--- Supplied data ---
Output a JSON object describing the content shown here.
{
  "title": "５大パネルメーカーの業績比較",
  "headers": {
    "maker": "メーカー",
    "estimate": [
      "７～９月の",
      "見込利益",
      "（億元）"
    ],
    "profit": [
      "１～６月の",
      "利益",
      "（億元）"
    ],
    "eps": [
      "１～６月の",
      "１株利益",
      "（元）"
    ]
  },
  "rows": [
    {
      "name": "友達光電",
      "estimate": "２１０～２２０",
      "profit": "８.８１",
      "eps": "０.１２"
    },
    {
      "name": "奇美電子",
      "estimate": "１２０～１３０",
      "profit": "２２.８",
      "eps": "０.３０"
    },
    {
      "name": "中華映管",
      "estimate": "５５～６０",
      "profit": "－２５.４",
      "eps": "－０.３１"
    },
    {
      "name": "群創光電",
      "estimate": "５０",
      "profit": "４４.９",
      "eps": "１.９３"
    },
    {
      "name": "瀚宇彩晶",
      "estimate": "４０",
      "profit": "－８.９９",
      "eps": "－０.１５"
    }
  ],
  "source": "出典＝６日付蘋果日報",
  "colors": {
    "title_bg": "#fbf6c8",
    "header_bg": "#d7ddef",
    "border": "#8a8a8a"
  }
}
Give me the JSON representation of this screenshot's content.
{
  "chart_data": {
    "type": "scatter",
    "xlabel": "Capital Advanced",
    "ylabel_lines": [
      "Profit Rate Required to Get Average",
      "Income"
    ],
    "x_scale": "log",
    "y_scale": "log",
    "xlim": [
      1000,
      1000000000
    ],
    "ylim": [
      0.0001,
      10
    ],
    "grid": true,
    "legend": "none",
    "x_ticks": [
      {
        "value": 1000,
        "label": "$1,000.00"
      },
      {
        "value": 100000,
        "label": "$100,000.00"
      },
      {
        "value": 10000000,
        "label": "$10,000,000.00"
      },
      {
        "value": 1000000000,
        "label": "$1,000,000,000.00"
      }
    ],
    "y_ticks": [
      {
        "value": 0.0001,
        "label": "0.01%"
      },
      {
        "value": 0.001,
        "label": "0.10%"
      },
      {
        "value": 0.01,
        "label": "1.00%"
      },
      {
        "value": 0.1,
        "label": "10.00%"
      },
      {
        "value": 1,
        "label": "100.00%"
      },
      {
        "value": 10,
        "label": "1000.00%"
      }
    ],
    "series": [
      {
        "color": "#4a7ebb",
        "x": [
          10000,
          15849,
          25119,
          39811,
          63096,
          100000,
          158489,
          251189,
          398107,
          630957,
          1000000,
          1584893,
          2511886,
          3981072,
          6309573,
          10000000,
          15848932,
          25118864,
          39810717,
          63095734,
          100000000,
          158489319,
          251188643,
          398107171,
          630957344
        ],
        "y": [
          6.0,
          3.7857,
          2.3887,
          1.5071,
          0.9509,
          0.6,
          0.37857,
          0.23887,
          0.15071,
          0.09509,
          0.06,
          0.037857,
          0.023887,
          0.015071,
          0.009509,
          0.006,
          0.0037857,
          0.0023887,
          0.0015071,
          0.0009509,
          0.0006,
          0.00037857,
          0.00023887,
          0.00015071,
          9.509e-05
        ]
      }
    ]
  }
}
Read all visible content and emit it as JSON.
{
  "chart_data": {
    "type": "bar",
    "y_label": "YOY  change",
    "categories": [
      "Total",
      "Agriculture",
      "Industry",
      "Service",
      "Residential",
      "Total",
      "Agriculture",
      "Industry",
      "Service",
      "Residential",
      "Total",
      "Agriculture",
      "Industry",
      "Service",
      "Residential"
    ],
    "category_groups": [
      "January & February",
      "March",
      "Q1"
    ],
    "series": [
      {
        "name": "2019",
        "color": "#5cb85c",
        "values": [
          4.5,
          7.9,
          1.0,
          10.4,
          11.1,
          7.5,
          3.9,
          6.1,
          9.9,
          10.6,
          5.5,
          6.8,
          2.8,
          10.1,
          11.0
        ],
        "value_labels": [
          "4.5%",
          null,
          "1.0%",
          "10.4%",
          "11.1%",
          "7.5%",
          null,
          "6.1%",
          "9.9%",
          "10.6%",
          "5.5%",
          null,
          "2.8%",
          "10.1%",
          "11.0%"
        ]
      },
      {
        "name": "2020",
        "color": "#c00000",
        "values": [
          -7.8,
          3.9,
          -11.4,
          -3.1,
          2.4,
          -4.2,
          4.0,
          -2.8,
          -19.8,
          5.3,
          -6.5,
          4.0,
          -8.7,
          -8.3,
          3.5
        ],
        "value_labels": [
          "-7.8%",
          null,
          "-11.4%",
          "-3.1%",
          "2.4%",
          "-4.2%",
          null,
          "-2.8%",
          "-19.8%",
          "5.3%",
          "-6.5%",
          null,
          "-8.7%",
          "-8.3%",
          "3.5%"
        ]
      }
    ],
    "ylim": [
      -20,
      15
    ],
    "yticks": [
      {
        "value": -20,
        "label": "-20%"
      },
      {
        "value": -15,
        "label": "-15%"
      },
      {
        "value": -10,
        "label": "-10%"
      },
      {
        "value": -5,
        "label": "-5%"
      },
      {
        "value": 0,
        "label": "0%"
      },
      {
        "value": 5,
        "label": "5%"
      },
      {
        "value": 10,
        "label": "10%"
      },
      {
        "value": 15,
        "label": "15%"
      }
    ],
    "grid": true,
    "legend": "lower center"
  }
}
---
_What needs to be done:_ Using the entries above, please restate each one word for word.

_Response to this exercise:_
Output a JSON object describing the content shown here.
{
  "title": "５大パネルメーカーの業績比較",
  "headers": {
    "maker": "メーカー",
    "estimate": [
      "７～９月の",
      "見込利益",
      "（億元）"
    ],
    "profit": [
      "１～６月の",
      "利益",
      "（億元）"
    ],
    "eps": [
      "１～６月の",
      "１株利益",
      "（元）"
    ]
  },
  "rows": [
    {
      "name": "友達光電",
      "estimate": "２１０～２２０",
      "profit": "８.８１",
      "eps": "０.１２"
    },
    {
      "name": "奇美電子",
      "estimate": "１２０～１３０",
      "profit": "２２.８",
      "eps": "０.３０"
    },
    {
      "name": "中華映管",
      "estimate": "５５～６０",
      "profit": "－２５.４",
      "eps": "－０.３１"
    },
    {
      "name": "群創光電",
      "estimate": "５０",
      "profit": "４４.９",
      "eps": "１.９３"
    },
    {
      "name": "瀚宇彩晶",
      "estimate": "４０",
      "profit": "－８.９９",
      "eps": "－０.１５"
    }
  ],
  "source": "出典＝６日付蘋果日報",
  "colors": {
    "title_bg": "#fbf6c8",
    "header_bg": "#d7ddef",
    "border": "#8a8a8a"
  }
}
Give me the JSON representation of this screenshot's content.
{
  "chart_data": {
    "type": "scatter",
    "xlabel": "Capital Advanced",
    "ylabel_lines": [
      "Profit Rate Required to Get Average",
      "Income"
    ],
    "x_scale": "log",
    "y_scale": "log",
    "xlim": [
      1000,
      1000000000
    ],
    "ylim": [
      0.0001,
      10
    ],
    "grid": true,
    "legend": "none",
    "x_ticks": [
      {
        "value": 1000,
        "label": "$1,000.00"
      },
      {
        "value": 100000,
        "label": "$100,000.00"
      },
      {
        "value": 10000000,
        "label": "$10,000,000.00"
      },
      {
        "value": 1000000000,
        "label": "$1,000,000,000.00"
      }
    ],
    "y_ticks": [
      {
        "value": 0.0001,
        "label": "0.01%"
      },
      {
        "value": 0.001,
        "label": "0.10%"
      },
      {
        "value": 0.01,
        "label": "1.00%"
      },
      {
        "value": 0.1,
        "label": "10.00%"
      },
      {
        "value": 1,
        "label": "100.00%"
      },
      {
        "value": 10,
        "label": "1000.00%"
      }
    ],
    "series": [
      {
        "color": "#4a7ebb",
        "x": [
          10000,
          15849,
          25119,
          39811,
          63096,
          100000,
          158489,
          251189,
          398107,
          630957,
          1000000,
          1584893,
          2511886,
          3981072,
          6309573,
          10000000,
          15848932,
          25118864,
          39810717,
          63095734,
          100000000,
          158489319,
          251188643,
          398107171,
          630957344
        ],
        "y": [
          6.0,
          3.7857,
          2.3887,
          1.5071,
          0.9509,
          0.6,
          0.37857,
          0.23887,
          0.15071,
          0.09509,
          0.06,
          0.037857,
          0.023887,
          0.015071,
          0.009509,
          0.006,
          0.0037857,
          0.0023887,
          0.0015071,
          0.0009509,
          0.0006,
          0.00037857,
          0.00023887,
          0.00015071,
          9.509e-05
        ]
      }
    ]
  }
}
Read all visible content and emit it as JSON.
{
  "chart_data": {
    "type": "bar",
    "y_label": "YOY  change",
    "categories": [
      "Total",
      "Agriculture",
      "Industry",
      "Service",
      "Residential",
      "Total",
      "Agriculture",
      "Industry",
      "Service",
      "Residential",
      "Total",
      "Agriculture",
      "Industry",
      "Service",
      "Residential"
    ],
    "category_groups": [
      "January & February",
      "March",
      "Q1"
    ],
    "series": [
      {
        "name": "2019",
        "color": "#5cb85c",
        "values": [
          4.5,
          7.9,
          1.0,
          10.4,
          11.1,
          7.5,
          3.9,
          6.1,
          9.9,
          10.6,
          5.5,
          6.8,
          2.8,
          10.1,
          11.0
        ],
        "value_labels": [
          "4.5%",
          null,
          "1.0%",
          "10.4%",
          "11.1%",
          "7.5%",
          null,
          "6.1%",
          "9.9%",
          "10.6%",
          "5.5%",
          null,
          "2.8%",
          "10.1%",
          "11.0%"
        ]
      },
      {
        "name": "2020",
        "color": "#c00000",
        "values": [
          -7.8,
          3.9,
          -11.4,
          -3.1,
          2.4,
          -4.2,
          4.0,
          -2.8,
          -19.8,
          5.3,
          -6.5,
          4.0,
          -8.7,
          -8.3,
          3.5
        ],
        "value_labels": [
          "-7.8%",
          null,
          "-11.4%",
          "-3.1%",
          "2.4%",
          "-4.2%",
          null,
          "-2.8%",
          "-19.8%",
          "5.3%",
          "-6.5%",
          null,
          "-8.7%",
          "-8.3%",
          "3.5%"
        ]
      }
    ],
    "ylim": [
      -20,
      15
    ],
    "yticks": [
      {
        "value": -20,
        "label": "-20%"
      },
      {
        "value": -15,
        "label": "-15%"
      },
      {
        "value": -10,
        "label": "-10%"
      },
      {
        "value": -5,
        "label": "-5%"
      },
      {
        "value": 0,
        "label": "0%"
      },
      {
        "value": 5,
        "label": "5%"
      },
      {
        "value": 10,
        "label": "10%"
      },
      {
        "value": 15,
        "label": "15%"
      }
    ],
    "grid": true,
    "legend": "lower center"
  }
}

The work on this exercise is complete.